• _Problem_
Copy every record below, exactly as written.

• _Entries_
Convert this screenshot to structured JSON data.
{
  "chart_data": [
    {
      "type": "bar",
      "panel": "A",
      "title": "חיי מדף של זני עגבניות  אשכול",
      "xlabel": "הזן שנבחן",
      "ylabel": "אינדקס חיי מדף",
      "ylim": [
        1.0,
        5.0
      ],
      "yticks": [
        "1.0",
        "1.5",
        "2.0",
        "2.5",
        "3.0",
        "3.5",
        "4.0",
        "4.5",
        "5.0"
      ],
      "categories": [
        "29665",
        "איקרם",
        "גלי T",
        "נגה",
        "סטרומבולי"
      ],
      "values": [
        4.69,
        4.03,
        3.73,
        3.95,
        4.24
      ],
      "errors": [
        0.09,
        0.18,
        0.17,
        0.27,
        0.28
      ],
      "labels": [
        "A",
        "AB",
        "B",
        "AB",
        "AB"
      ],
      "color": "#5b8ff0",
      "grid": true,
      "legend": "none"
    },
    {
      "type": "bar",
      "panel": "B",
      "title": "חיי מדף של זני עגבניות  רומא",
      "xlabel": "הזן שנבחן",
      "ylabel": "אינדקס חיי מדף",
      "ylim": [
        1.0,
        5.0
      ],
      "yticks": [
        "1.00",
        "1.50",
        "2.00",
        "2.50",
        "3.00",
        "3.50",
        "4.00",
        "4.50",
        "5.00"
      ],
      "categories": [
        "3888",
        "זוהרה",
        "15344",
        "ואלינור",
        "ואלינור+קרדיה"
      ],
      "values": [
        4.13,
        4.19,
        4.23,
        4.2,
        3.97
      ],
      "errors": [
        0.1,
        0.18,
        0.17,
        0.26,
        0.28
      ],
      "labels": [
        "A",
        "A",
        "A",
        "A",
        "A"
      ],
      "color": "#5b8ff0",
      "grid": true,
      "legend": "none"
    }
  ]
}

• _Written solution_
Convert this screenshot to structured JSON data.
{
  "chart_data": [
    {
      "type": "bar",
      "panel": "A",
      "title": "חיי מדף של זני עגבניות  אשכול",
      "xlabel": "הזן שנבחן",
      "ylabel": "אינדקס חיי מדף",
      "ylim": [
        1.0,
        5.0
      ],
      "yticks": [
        "1.0",
        "1.5",
        "2.0",
        "2.5",
        "3.0",
        "3.5",
        "4.0",
        "4.5",
        "5.0"
      ],
      "categories": [
        "29665",
        "איקרם",
        "גלי T",
        "נגה",
        "סטרומבולי"
      ],
      "values": [
        4.69,
        4.03,
        3.73,
        3.95,
        4.24
      ],
      "errors": [
        0.09,
        0.18,
        0.17,
        0.27,
        0.28
      ],
      "labels": [
        "A",
        "AB",
        "B",
        "AB",
        "AB"
      ],
      "color": "#5b8ff0",
      "grid": true,
      "legend": "none"
    },
    {
      "type": "bar",
      "panel": "B",
      "title": "חיי מדף של זני עגבניות  רומא",
      "xlabel": "הזן שנבחן",
      "ylabel": "אינדקס חיי מדף",
      "ylim": [
        1.0,
        5.0
      ],
      "yticks": [
        "1.00",
        "1.50",
        "2.00",
        "2.50",
        "3.00",
        "3.50",
        "4.00",
        "4.50",
        "5.00"
      ],
      "categories": [
        "3888",
        "זוהרה",
        "15344",
        "ואלינור",
        "ואלינור+קרדיה"
      ],
      "values": [
        4.13,
        4.19,
        4.23,
        4.2,
        3.97
      ],
      "errors": [
        0.1,
        0.18,
        0.17,
        0.26,
        0.28
      ],
      "labels": [
        "A",
        "A",
        "A",
        "A",
        "A"
      ],
      "color": "#5b8ff0",
      "grid": true,
      "legend": "none"
    }
  ]
}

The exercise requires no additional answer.